*Given request*.
Return all of the entries word for word, but omit the pictures they contain.

*Data excerpts*.
** begin **

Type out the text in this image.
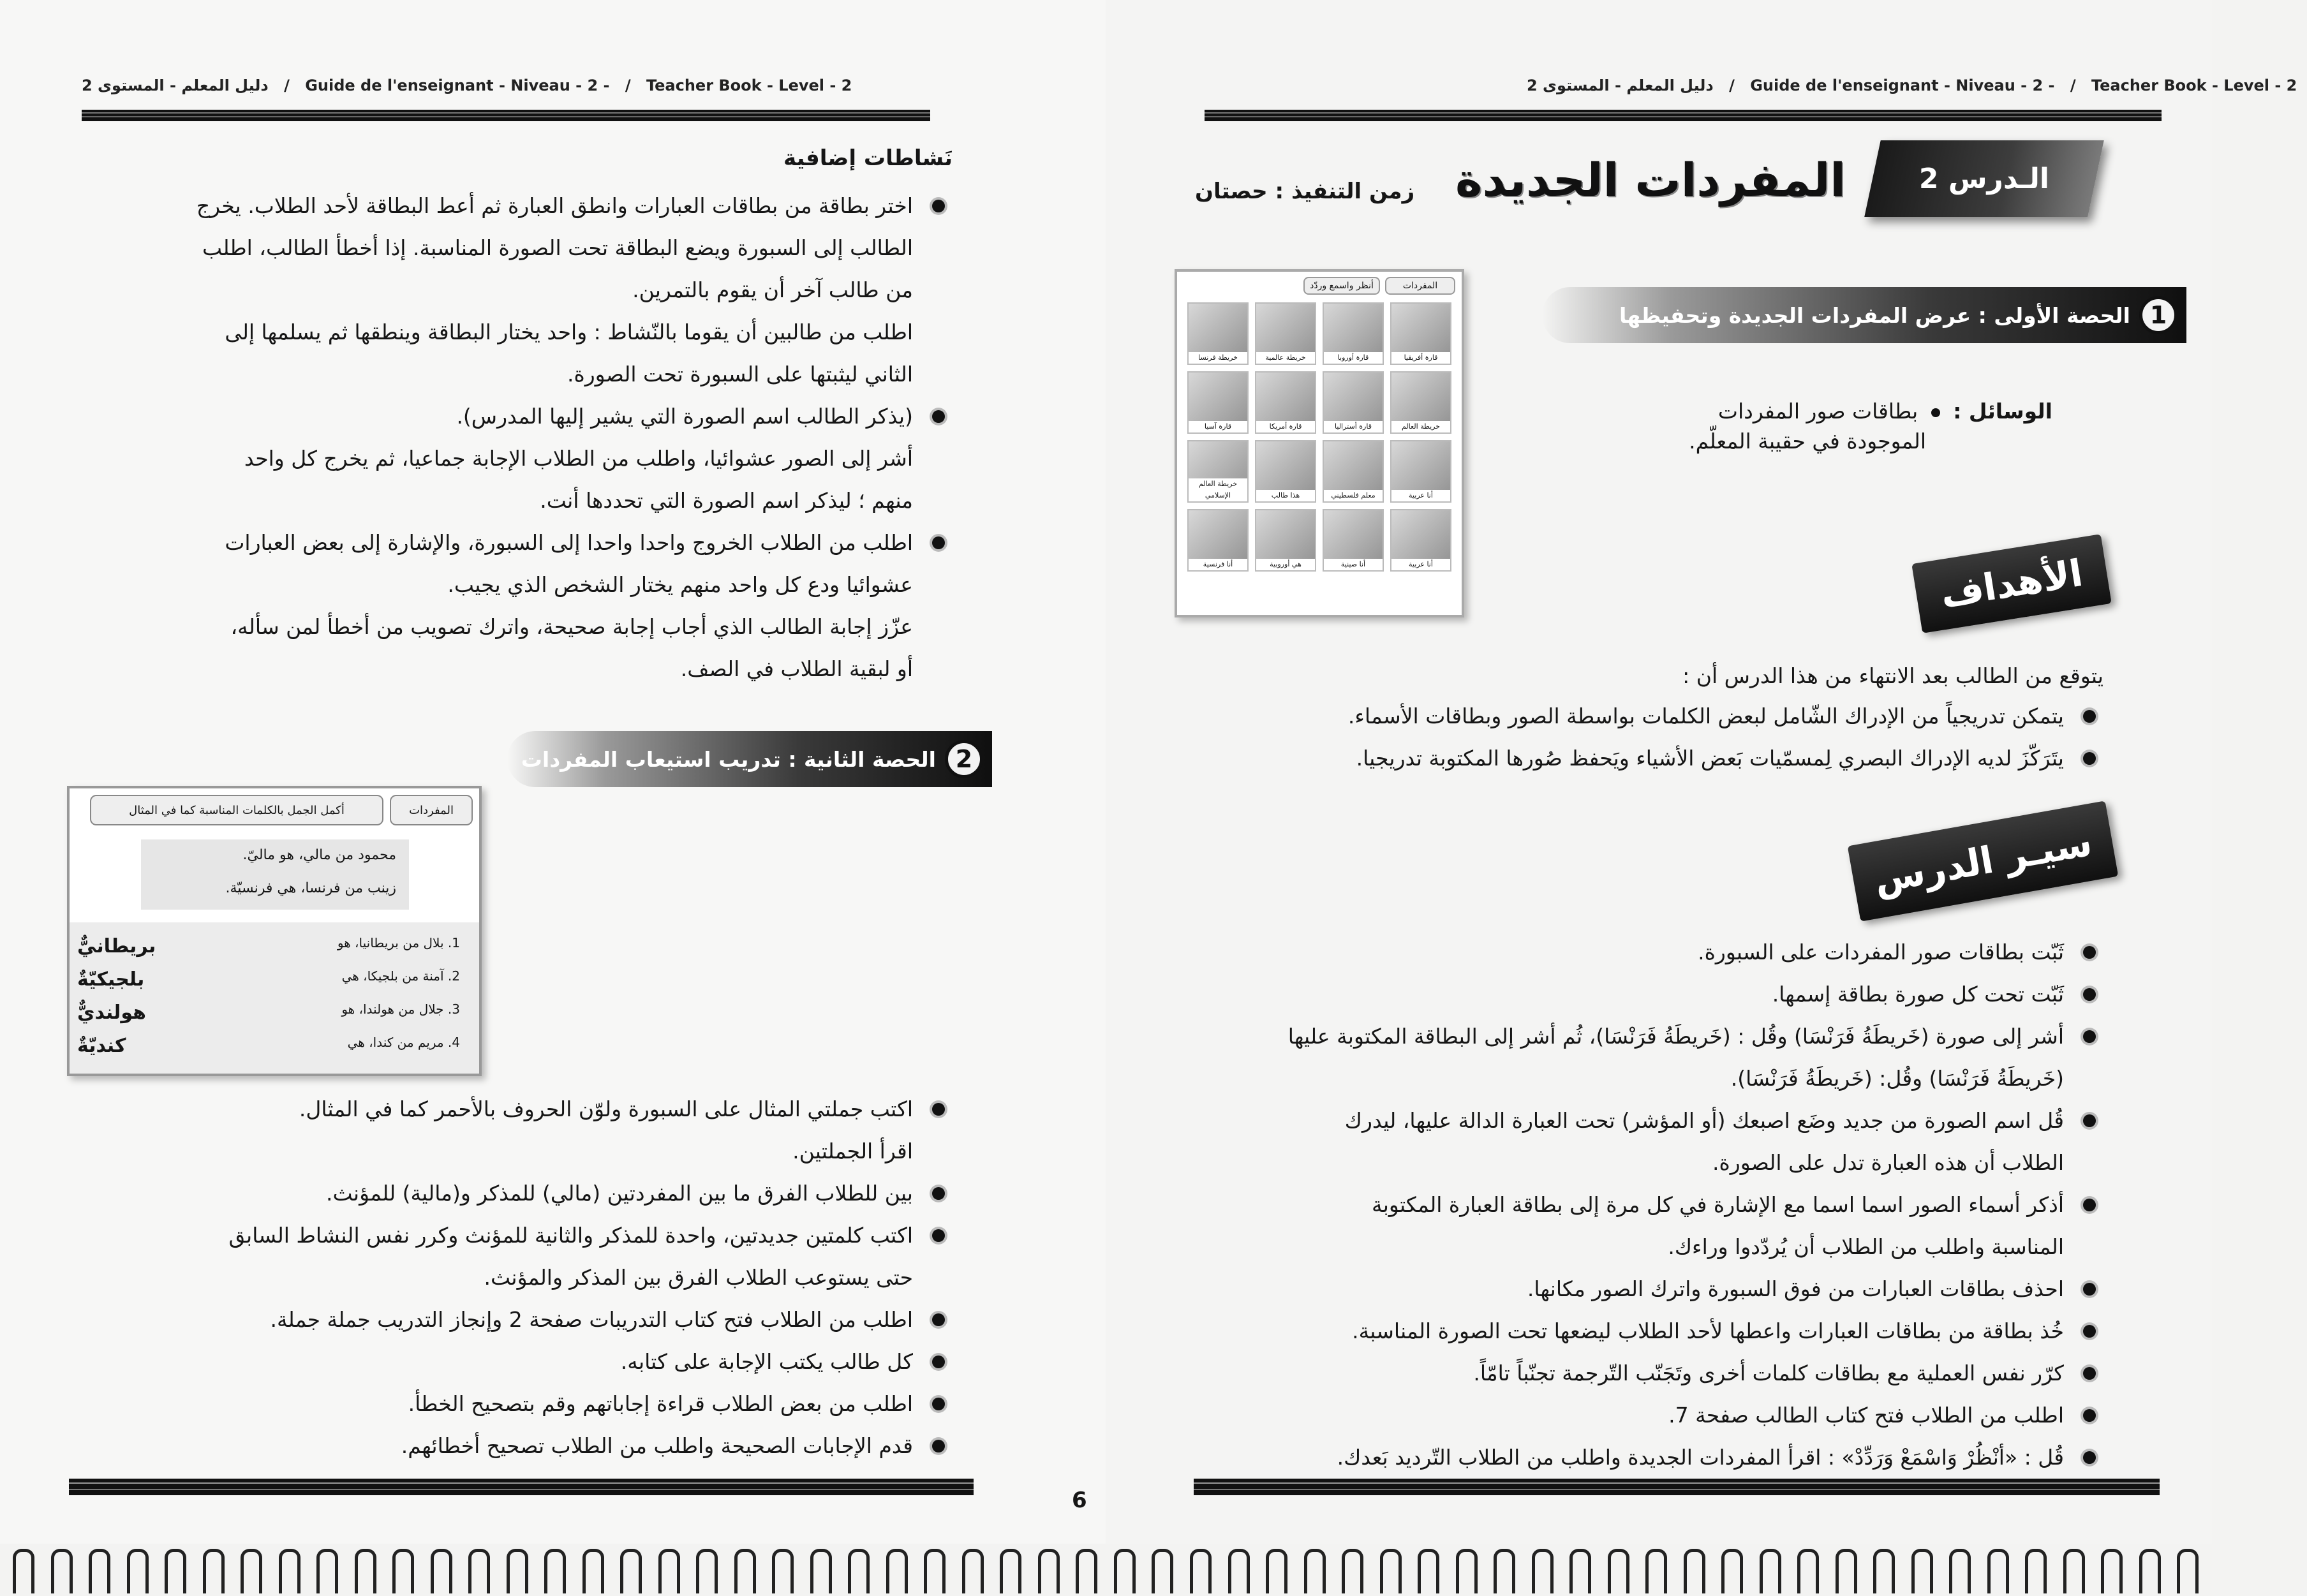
دليل المعلم - المستوى 2 / Guide de l'enseignant - Niveau - 2 - / Teacher Book - Level - 2
نَشاطات إضافية
اختر بطاقة من بطاقات العبارات وانطق العبارة ثم أعط البطاقة لأحد الطلاب. يخرج
الطالب إلى السبورة ويضع البطاقة تحت الصورة المناسبة. إذا أخطأ الطالب، اطلب
من طالب آخر أن يقوم بالتمرين.
اطلب من طالبين أن يقوما بالنّشاط : واحد يختار البطاقة وينطقها ثم يسلمها إلى
الثاني ليثبتها على السبورة تحت الصورة.
(يذكر الطالب اسم الصورة التي يشير إليها المدرس).
أشر إلى الصور عشوائيا، واطلب من الطلاب الإجابة جماعيا، ثم يخرج كل واحد
منهم ؛ ليذكر اسم الصورة التي تحددها أنت.
اطلب من الطلاب الخروج واحدا واحدا إلى السبورة، والإشارة إلى بعض العبارات
عشوائيا ودع كل واحد منهم يختار الشخص الذي يجيب.
عزّز إجابة الطالب الذي أجاب إجابة صحيحة، واترك تصويب من أخطأ لمن سأله،
أو لبقية الطلاب في الصف.
2
الحصة الثانية : تدريب استيعاب المفردات
المفردات
أكمل الجمل بالكلمات المناسبة كما في المثال
محمود من مالي، هو ماليّ.
زينب من فرنسا، هي فرنسيّة.
1. بلال من بريطانيا، هو
بريطانيٌّ
2. آمنة من بلجيكا، هي
بلجيكيّةٌ
3. جلال من هولندا، هو
هولنديٌّ
4. مريم من كندا، هي
كنديّةٌ
اكتب جملتي المثال على السبورة ولوّن الحروف بالأحمر كما في المثال.
اقرأ الجملتين.
بين للطلاب الفرق ما بين المفردتين (مالي) للمذكر و(مالية) للمؤنث.
اكتب كلمتين جديدتين، واحدة للمذكر والثانية للمؤنث وكرر نفس النشاط السابق
حتى يستوعب الطلاب الفرق بين المذكر والمؤنث.
اطلب من الطلاب فتح كتاب التدريبات صفحة 2 وإنجاز التدريب جملة جملة.
كل طالب يكتب الإجابة على كتابه.
اطلب من بعض الطلاب قراءة إجاباتهم وقم بتصحيح الخطأ.
قدم الإجابات الصحيحة واطلب من الطلاب تصحيح أخطائهم.
6
دليل المعلم - المستوى 2 / Guide de l'enseignant - Niveau - 2 - / Teacher Book - Level - 2
الـدرس 2
المفردات الجديدة
زمن التنفيذ : حصتان
1
الحصة الأولى : عرض المفردات الجديدة وتحفيظها
المفردات
أنظر واسمع وردّد
خريطة فرنسا	خريطة عالمية	قارة أوروبا	قارة أفريقيا
قارة آسيا	قارة أمريكا	قارة أستراليا	خريطة العالم
خريطة العالم الإسلامي	هذا طالب	معلم فلسطيني	أنا عربية
أنا فرنسية	هي أوروبية	أنا صينية	أنا عربية
الوسائل :  بطاقات صور المفردات
الموجودة في حقيبة المعلّم.
الأهداف
يتوقع من الطالب بعد الانتهاء من هذا الدرس أن :
يتمكن تدريجياً من الإدراك الشّامل لبعض الكلمات بواسطة الصور وبطاقات الأسماء.
يتَرَكّزَ لديه الإدراك البصري لِمسمّيات بَعض الأشياء ويَحفظ صُورها المكتوبة تدريجيا.
سيـر الدرس
ثَبّت بطاقات صور المفردات على السبورة.
ثَبّت تحت كل صورة بطاقة إسمها.
أشر إلى صورة (خَريطَةُ فَرَنْسَا) وقُل : (خَريطَةُ فَرَنْسَا)، ثُم أشر إلى البطاقة المكتوبة عليها
(خَريطَةُ فَرَنْسَا) وقُل: (خَريطَةُ فَرَنْسَا).
قُل اسم الصورة من جديد وضَع اصبعك (أو المؤشر) تحت العبارة الدالة عليها، ليدرك
الطلاب أن هذه العبارة تدل على الصورة.
أذكر أسماء الصور اسما اسما مع الإشارة في كل مرة إلى بطاقة العبارة المكتوبة
المناسبة واطلب من الطلاب أن يُردّدوا وراءك.
احذف بطاقات العبارات من فوق السبورة واترك الصور مكانها.
خُذ بطاقة من بطاقات العبارات واعطها لأحد الطلاب ليضعها تحت الصورة المناسبة.
كرّر نفس العملية مع بطاقات كلمات أخرى وتَجَنّب التّرجمة تجنّباً تامّاً.
اطلب من الطلاب فتح كتاب الطالب صفحة 7.
قُل : «أنْظُرْ وَاسْمَعْ وَرَدِّدْ» : اقرأ المفردات الجديدة واطلب من الطلاب التّرديد بَعدك.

** end **

*The completed task*.
Type out the text in this image.
دليل المعلم - المستوى 2 / Guide de l'enseignant - Niveau - 2 - / Teacher Book - Level - 2
نَشاطات إضافية
اختر بطاقة من بطاقات العبارات وانطق العبارة ثم أعط البطاقة لأحد الطلاب. يخرج
الطالب إلى السبورة ويضع البطاقة تحت الصورة المناسبة. إذا أخطأ الطالب، اطلب
من طالب آخر أن يقوم بالتمرين.
اطلب من طالبين أن يقوما بالنّشاط : واحد يختار البطاقة وينطقها ثم يسلمها إلى
الثاني ليثبتها على السبورة تحت الصورة.
(يذكر الطالب اسم الصورة التي يشير إليها المدرس).
أشر إلى الصور عشوائيا، واطلب من الطلاب الإجابة جماعيا، ثم يخرج كل واحد
منهم ؛ ليذكر اسم الصورة التي تحددها أنت.
اطلب من الطلاب الخروج واحدا واحدا إلى السبورة، والإشارة إلى بعض العبارات
عشوائيا ودع كل واحد منهم يختار الشخص الذي يجيب.
عزّز إجابة الطالب الذي أجاب إجابة صحيحة، واترك تصويب من أخطأ لمن سأله،
أو لبقية الطلاب في الصف.
2
الحصة الثانية : تدريب استيعاب المفردات
المفردات
أكمل الجمل بالكلمات المناسبة كما في المثال
محمود من مالي، هو ماليّ.
زينب من فرنسا، هي فرنسيّة.
1. بلال من بريطانيا، هو
بريطانيٌّ
2. آمنة من بلجيكا، هي
بلجيكيّةٌ
3. جلال من هولندا، هو
هولنديٌّ
4. مريم من كندا، هي
كنديّةٌ
اكتب جملتي المثال على السبورة ولوّن الحروف بالأحمر كما في المثال.
اقرأ الجملتين.
بين للطلاب الفرق ما بين المفردتين (مالي) للمذكر و(مالية) للمؤنث.
اكتب كلمتين جديدتين، واحدة للمذكر والثانية للمؤنث وكرر نفس النشاط السابق
حتى يستوعب الطلاب الفرق بين المذكر والمؤنث.
اطلب من الطلاب فتح كتاب التدريبات صفحة 2 وإنجاز التدريب جملة جملة.
كل طالب يكتب الإجابة على كتابه.
اطلب من بعض الطلاب قراءة إجاباتهم وقم بتصحيح الخطأ.
قدم الإجابات الصحيحة واطلب من الطلاب تصحيح أخطائهم.
6
دليل المعلم - المستوى 2 / Guide de l'enseignant - Niveau - 2 - / Teacher Book - Level - 2
الـدرس 2
المفردات الجديدة
زمن التنفيذ : حصتان
1
الحصة الأولى : عرض المفردات الجديدة وتحفيظها
المفردات
أنظر واسمع وردّد
خريطة فرنسا	خريطة عالمية	قارة أوروبا	قارة أفريقيا
قارة آسيا	قارة أمريكا	قارة أستراليا	خريطة العالم
خريطة العالم الإسلامي	هذا طالب	معلم فلسطيني	أنا عربية
أنا فرنسية	هي أوروبية	أنا صينية	أنا عربية
الوسائل :  بطاقات صور المفردات
الموجودة في حقيبة المعلّم.
الأهداف
يتوقع من الطالب بعد الانتهاء من هذا الدرس أن :
يتمكن تدريجياً من الإدراك الشّامل لبعض الكلمات بواسطة الصور وبطاقات الأسماء.
يتَرَكّزَ لديه الإدراك البصري لِمسمّيات بَعض الأشياء ويَحفظ صُورها المكتوبة تدريجيا.
سيـر الدرس
ثَبّت بطاقات صور المفردات على السبورة.
ثَبّت تحت كل صورة بطاقة إسمها.
أشر إلى صورة (خَريطَةُ فَرَنْسَا) وقُل : (خَريطَةُ فَرَنْسَا)، ثُم أشر إلى البطاقة المكتوبة عليها
(خَريطَةُ فَرَنْسَا) وقُل: (خَريطَةُ فَرَنْسَا).
قُل اسم الصورة من جديد وضَع اصبعك (أو المؤشر) تحت العبارة الدالة عليها، ليدرك
الطلاب أن هذه العبارة تدل على الصورة.
أذكر أسماء الصور اسما اسما مع الإشارة في كل مرة إلى بطاقة العبارة المكتوبة
المناسبة واطلب من الطلاب أن يُردّدوا وراءك.
احذف بطاقات العبارات من فوق السبورة واترك الصور مكانها.
خُذ بطاقة من بطاقات العبارات واعطها لأحد الطلاب ليضعها تحت الصورة المناسبة.
كرّر نفس العملية مع بطاقات كلمات أخرى وتَجَنّب التّرجمة تجنّباً تامّاً.
اطلب من الطلاب فتح كتاب الطالب صفحة 7.
قُل : «أنْظُرْ وَاسْمَعْ وَرَدِّدْ» : اقرأ المفردات الجديدة واطلب من الطلاب التّرديد بَعدك.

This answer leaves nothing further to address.